#### TASK INSTRUCTIONS
Of all the lines in the material, how many include the word "this"? Reply with the number alone.

#### EXTRACTED DATA
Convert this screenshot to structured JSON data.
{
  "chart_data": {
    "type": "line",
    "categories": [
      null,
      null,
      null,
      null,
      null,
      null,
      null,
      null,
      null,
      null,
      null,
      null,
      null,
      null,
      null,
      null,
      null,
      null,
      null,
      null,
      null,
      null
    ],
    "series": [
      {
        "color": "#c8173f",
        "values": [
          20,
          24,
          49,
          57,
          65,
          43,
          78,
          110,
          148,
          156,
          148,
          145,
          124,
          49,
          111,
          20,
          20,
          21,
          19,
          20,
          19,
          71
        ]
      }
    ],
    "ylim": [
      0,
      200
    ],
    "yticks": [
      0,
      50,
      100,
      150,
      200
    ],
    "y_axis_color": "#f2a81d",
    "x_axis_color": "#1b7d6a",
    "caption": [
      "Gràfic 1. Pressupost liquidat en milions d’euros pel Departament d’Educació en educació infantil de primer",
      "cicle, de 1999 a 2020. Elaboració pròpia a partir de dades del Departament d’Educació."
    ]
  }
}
--
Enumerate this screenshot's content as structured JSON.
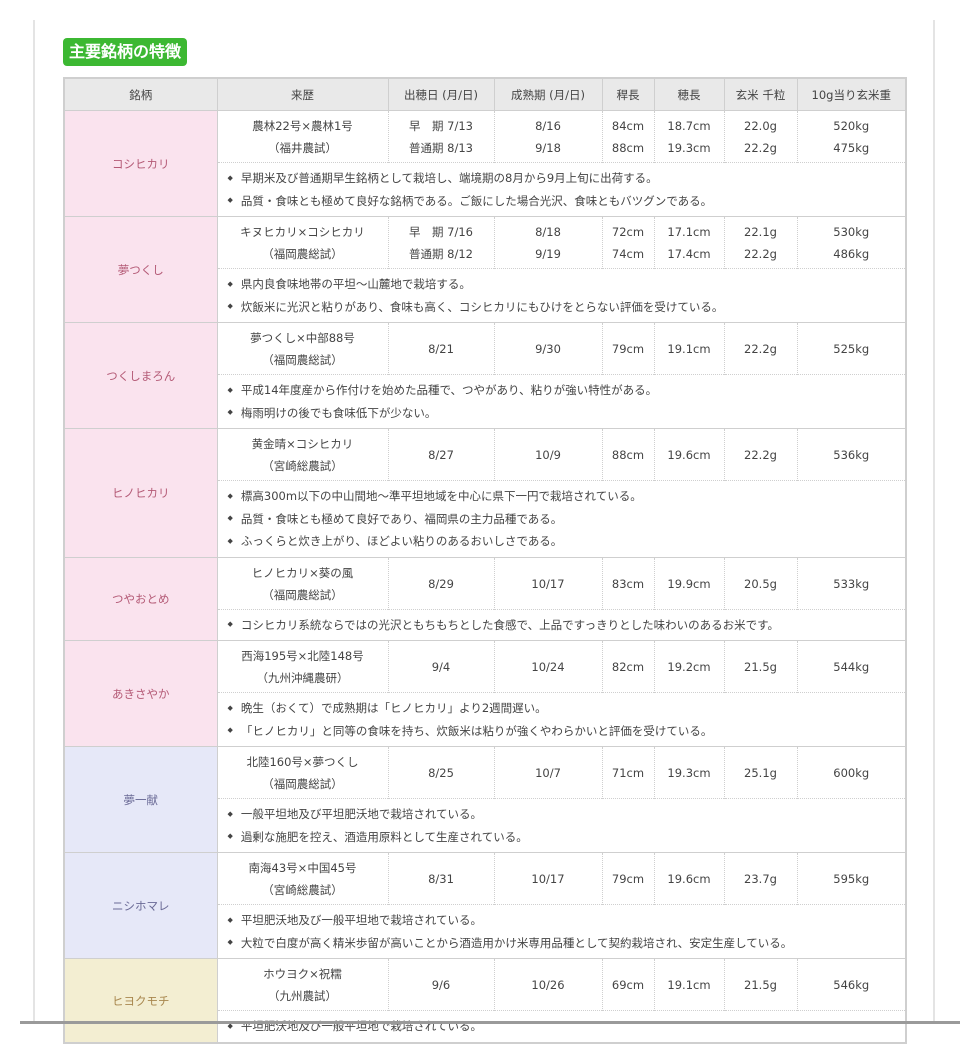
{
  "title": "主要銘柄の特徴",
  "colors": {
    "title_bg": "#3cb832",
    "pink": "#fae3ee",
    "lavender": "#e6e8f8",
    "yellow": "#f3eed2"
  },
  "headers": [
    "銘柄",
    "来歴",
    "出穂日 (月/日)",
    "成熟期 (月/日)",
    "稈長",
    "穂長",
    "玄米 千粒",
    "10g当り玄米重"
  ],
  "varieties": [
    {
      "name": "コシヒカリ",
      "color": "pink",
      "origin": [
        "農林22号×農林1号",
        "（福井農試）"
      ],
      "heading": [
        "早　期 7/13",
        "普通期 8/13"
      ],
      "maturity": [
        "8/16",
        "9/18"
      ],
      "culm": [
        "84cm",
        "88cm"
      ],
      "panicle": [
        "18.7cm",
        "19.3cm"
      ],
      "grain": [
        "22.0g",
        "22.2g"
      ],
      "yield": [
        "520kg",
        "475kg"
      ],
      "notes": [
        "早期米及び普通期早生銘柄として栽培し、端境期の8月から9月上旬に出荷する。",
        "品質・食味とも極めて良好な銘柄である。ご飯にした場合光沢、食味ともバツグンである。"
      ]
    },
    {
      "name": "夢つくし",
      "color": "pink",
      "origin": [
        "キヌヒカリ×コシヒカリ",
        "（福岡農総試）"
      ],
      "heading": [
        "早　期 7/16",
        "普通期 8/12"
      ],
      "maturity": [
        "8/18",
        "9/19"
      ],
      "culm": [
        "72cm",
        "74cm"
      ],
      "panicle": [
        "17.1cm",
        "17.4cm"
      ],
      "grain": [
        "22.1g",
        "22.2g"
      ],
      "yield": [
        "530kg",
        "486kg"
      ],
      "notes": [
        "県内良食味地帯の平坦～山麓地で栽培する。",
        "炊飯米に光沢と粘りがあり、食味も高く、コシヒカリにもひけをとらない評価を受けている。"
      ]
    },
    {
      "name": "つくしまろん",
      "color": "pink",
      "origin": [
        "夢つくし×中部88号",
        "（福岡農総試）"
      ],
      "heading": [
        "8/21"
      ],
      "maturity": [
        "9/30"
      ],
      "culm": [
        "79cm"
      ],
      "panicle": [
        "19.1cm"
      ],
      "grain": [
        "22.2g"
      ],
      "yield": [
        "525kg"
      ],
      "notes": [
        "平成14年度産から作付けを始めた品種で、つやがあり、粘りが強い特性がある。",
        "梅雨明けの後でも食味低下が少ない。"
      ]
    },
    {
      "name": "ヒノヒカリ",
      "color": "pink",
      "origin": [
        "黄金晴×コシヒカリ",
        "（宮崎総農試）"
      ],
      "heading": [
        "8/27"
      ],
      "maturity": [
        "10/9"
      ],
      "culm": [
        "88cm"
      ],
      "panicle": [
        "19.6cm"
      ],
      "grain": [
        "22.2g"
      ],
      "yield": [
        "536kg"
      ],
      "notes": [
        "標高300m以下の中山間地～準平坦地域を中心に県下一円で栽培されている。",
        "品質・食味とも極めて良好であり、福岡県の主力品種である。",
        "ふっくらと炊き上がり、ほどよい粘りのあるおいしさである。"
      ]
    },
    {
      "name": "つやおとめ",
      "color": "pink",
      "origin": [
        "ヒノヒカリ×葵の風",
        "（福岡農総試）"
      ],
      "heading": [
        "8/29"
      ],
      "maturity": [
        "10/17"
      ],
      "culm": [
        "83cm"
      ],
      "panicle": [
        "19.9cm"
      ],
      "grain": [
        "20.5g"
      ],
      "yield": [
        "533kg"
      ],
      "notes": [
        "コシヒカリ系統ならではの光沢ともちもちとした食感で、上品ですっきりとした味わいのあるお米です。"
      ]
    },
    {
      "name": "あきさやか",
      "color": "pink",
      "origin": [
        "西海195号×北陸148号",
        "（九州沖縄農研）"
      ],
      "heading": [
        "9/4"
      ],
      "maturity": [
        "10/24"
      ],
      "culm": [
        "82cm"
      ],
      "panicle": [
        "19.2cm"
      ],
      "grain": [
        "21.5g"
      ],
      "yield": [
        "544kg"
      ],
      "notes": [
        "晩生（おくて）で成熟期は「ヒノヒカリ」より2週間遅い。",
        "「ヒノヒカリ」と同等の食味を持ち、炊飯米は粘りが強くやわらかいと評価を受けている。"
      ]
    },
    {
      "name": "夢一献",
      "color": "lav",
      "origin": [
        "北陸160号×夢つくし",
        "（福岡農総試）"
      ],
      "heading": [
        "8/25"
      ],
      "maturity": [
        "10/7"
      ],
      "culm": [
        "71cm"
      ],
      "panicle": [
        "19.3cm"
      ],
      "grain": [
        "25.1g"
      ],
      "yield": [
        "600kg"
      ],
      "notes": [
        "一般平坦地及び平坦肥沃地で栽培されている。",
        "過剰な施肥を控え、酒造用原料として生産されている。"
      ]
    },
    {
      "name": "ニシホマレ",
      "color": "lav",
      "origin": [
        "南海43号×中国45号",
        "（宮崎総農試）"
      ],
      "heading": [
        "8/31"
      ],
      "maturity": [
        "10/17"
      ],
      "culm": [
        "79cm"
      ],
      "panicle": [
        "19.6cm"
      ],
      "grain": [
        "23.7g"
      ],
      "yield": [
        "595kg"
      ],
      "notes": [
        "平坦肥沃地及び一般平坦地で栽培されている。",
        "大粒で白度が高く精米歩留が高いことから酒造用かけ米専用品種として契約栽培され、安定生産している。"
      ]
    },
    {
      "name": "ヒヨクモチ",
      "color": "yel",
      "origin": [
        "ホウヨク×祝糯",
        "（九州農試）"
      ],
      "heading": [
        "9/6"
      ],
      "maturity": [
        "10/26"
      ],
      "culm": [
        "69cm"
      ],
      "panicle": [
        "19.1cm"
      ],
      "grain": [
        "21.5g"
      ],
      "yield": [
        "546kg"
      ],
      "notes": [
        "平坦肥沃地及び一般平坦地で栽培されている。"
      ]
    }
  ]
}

#### FINISHED EXERCISE
2